## Task goal
Compile every line that includes the word "screenshot".

Records from a collection:
- - - - - - -

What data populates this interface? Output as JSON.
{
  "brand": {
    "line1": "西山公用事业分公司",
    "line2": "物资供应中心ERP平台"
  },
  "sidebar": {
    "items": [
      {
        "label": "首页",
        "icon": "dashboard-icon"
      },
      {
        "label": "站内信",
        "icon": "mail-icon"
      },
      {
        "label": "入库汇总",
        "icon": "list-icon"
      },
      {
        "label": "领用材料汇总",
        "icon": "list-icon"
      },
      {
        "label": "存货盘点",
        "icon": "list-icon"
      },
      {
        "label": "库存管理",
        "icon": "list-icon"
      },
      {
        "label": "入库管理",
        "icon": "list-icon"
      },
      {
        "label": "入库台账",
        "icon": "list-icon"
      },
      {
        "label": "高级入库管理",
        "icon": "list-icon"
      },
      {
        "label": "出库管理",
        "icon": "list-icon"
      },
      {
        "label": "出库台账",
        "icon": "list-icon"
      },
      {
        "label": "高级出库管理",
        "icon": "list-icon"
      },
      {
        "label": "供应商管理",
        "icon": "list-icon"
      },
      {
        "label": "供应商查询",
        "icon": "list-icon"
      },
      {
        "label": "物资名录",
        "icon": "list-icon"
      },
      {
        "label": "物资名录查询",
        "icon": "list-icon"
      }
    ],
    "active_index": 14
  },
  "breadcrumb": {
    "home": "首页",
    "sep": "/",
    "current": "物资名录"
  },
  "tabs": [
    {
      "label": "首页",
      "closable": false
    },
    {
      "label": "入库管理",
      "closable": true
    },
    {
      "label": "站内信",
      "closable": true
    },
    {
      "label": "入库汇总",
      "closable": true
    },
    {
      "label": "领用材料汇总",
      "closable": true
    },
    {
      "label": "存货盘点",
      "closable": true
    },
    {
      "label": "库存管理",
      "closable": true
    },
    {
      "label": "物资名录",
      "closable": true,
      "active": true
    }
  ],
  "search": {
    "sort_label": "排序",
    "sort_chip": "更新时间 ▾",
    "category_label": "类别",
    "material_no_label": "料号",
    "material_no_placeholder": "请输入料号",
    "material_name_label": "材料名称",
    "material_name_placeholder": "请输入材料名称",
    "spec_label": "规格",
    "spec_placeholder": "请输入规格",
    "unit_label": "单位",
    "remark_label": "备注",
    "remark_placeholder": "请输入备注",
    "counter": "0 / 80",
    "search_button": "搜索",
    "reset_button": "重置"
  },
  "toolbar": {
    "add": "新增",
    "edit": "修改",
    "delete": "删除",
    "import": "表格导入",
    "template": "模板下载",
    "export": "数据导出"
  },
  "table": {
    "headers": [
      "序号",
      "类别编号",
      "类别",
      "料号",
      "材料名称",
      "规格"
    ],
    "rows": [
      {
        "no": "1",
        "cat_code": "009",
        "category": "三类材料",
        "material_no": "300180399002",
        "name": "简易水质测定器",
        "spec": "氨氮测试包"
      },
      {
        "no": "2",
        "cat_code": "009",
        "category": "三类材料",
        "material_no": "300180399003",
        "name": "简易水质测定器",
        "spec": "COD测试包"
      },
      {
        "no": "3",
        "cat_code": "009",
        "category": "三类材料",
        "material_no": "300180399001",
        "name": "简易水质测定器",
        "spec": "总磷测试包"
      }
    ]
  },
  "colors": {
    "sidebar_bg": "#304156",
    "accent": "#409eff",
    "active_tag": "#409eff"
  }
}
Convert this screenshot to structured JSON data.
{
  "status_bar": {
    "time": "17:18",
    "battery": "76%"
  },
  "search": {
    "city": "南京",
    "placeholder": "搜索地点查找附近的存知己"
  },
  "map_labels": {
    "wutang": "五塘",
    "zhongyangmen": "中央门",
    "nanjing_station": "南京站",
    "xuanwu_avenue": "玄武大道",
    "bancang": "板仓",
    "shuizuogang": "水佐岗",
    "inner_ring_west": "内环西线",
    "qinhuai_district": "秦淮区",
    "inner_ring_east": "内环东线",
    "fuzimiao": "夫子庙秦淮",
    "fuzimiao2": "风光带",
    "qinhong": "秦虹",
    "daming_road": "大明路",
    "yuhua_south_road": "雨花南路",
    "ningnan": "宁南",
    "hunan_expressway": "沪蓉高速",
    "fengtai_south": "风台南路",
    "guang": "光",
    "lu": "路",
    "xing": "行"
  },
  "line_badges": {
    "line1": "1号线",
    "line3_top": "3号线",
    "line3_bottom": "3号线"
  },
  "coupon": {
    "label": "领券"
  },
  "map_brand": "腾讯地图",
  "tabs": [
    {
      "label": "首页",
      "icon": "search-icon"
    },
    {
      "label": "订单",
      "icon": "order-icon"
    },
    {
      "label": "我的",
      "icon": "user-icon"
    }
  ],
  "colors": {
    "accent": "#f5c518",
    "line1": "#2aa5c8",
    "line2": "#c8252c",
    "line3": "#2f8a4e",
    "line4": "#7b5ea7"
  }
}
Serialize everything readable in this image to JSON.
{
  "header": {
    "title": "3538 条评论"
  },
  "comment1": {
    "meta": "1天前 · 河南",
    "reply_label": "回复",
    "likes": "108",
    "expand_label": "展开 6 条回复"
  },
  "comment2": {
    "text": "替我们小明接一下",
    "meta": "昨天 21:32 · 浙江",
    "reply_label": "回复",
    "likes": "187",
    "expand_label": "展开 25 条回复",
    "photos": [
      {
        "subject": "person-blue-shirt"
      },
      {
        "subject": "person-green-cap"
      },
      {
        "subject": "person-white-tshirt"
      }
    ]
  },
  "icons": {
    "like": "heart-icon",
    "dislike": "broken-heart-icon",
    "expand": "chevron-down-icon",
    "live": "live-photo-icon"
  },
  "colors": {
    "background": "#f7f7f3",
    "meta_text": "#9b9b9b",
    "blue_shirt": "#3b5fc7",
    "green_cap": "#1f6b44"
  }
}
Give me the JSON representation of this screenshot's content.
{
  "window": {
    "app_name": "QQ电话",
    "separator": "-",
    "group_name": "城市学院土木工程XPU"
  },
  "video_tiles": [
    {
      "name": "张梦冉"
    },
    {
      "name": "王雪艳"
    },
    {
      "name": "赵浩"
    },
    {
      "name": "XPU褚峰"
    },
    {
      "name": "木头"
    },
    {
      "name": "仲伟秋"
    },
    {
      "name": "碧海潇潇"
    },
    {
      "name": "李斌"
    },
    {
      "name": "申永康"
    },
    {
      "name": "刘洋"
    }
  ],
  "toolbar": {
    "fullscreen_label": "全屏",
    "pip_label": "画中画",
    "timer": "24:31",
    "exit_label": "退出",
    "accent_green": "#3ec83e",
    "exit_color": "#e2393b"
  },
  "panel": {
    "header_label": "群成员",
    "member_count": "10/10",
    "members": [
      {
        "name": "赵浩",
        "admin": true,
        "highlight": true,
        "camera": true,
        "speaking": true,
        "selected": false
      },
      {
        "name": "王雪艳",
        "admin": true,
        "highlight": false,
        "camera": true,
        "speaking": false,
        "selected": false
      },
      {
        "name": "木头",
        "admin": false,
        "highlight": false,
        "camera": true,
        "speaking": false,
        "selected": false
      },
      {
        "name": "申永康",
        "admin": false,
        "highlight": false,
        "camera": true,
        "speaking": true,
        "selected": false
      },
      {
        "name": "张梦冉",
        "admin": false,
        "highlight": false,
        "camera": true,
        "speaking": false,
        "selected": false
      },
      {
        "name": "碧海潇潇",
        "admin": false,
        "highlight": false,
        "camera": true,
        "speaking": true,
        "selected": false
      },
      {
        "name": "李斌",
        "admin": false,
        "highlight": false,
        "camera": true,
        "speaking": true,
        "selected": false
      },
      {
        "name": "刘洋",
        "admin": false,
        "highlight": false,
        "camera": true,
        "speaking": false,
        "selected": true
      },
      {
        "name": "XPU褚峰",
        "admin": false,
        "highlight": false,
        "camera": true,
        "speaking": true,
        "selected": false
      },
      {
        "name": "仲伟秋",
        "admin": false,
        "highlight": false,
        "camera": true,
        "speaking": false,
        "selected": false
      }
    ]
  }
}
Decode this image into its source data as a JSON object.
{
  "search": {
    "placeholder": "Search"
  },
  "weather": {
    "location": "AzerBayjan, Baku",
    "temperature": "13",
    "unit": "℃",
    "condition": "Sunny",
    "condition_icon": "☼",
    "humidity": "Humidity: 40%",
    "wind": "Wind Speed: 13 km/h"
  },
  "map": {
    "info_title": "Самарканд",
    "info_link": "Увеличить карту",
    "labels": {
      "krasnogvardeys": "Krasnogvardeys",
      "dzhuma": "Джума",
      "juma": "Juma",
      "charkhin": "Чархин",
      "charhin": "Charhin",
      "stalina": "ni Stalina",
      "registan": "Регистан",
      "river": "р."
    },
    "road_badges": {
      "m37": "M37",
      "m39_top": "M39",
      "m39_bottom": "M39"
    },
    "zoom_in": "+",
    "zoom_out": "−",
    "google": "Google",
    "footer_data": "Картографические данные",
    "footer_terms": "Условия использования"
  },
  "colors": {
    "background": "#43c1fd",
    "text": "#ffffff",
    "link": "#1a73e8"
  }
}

- - - - - - -

## Answer for this exercise
Convert this screenshot to structured JSON data.
Give me the JSON representation of this screenshot's content.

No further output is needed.